Dataset excerpts ->

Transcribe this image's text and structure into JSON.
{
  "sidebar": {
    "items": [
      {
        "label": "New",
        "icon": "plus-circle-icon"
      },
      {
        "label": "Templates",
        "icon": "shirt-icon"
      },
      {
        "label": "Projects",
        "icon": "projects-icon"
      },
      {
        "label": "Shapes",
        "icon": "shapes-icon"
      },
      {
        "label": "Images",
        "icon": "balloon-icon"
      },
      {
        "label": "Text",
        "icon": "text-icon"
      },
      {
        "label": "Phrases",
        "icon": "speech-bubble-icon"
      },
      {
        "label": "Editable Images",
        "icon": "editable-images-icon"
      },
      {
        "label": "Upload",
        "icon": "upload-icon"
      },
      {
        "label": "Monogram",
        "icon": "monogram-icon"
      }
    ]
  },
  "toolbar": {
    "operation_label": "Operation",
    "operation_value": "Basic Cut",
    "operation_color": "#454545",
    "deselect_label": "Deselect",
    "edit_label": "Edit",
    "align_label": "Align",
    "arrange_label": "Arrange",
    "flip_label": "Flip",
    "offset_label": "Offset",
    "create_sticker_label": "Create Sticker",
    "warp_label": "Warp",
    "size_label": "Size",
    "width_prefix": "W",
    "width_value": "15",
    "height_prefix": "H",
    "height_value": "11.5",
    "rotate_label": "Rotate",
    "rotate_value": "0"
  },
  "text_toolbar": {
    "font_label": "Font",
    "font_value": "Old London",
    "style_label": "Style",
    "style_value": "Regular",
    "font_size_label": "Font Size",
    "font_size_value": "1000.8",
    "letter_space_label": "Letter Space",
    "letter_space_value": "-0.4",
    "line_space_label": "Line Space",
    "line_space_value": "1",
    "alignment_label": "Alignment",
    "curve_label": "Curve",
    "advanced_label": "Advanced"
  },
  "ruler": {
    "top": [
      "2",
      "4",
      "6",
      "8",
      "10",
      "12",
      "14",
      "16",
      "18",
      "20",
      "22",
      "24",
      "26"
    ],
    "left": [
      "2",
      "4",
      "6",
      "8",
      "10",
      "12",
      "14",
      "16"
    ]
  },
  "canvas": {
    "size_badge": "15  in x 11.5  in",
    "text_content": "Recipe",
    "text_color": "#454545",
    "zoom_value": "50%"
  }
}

Your instructions -> The listing above should be transcribed in full, exactly as written.

Written answer ->
Transcribe this image's text and structure into JSON.
{
  "sidebar": {
    "items": [
      {
        "label": "New",
        "icon": "plus-circle-icon"
      },
      {
        "label": "Templates",
        "icon": "shirt-icon"
      },
      {
        "label": "Projects",
        "icon": "projects-icon"
      },
      {
        "label": "Shapes",
        "icon": "shapes-icon"
      },
      {
        "label": "Images",
        "icon": "balloon-icon"
      },
      {
        "label": "Text",
        "icon": "text-icon"
      },
      {
        "label": "Phrases",
        "icon": "speech-bubble-icon"
      },
      {
        "label": "Editable Images",
        "icon": "editable-images-icon"
      },
      {
        "label": "Upload",
        "icon": "upload-icon"
      },
      {
        "label": "Monogram",
        "icon": "monogram-icon"
      }
    ]
  },
  "toolbar": {
    "operation_label": "Operation",
    "operation_value": "Basic Cut",
    "operation_color": "#454545",
    "deselect_label": "Deselect",
    "edit_label": "Edit",
    "align_label": "Align",
    "arrange_label": "Arrange",
    "flip_label": "Flip",
    "offset_label": "Offset",
    "create_sticker_label": "Create Sticker",
    "warp_label": "Warp",
    "size_label": "Size",
    "width_prefix": "W",
    "width_value": "15",
    "height_prefix": "H",
    "height_value": "11.5",
    "rotate_label": "Rotate",
    "rotate_value": "0"
  },
  "text_toolbar": {
    "font_label": "Font",
    "font_value": "Old London",
    "style_label": "Style",
    "style_value": "Regular",
    "font_size_label": "Font Size",
    "font_size_value": "1000.8",
    "letter_space_label": "Letter Space",
    "letter_space_value": "-0.4",
    "line_space_label": "Line Space",
    "line_space_value": "1",
    "alignment_label": "Alignment",
    "curve_label": "Curve",
    "advanced_label": "Advanced"
  },
  "ruler": {
    "top": [
      "2",
      "4",
      "6",
      "8",
      "10",
      "12",
      "14",
      "16",
      "18",
      "20",
      "22",
      "24",
      "26"
    ],
    "left": [
      "2",
      "4",
      "6",
      "8",
      "10",
      "12",
      "14",
      "16"
    ]
  },
  "canvas": {
    "size_badge": "15  in x 11.5  in",
    "text_content": "Recipe",
    "text_color": "#454545",
    "zoom_value": "50%"
  }
}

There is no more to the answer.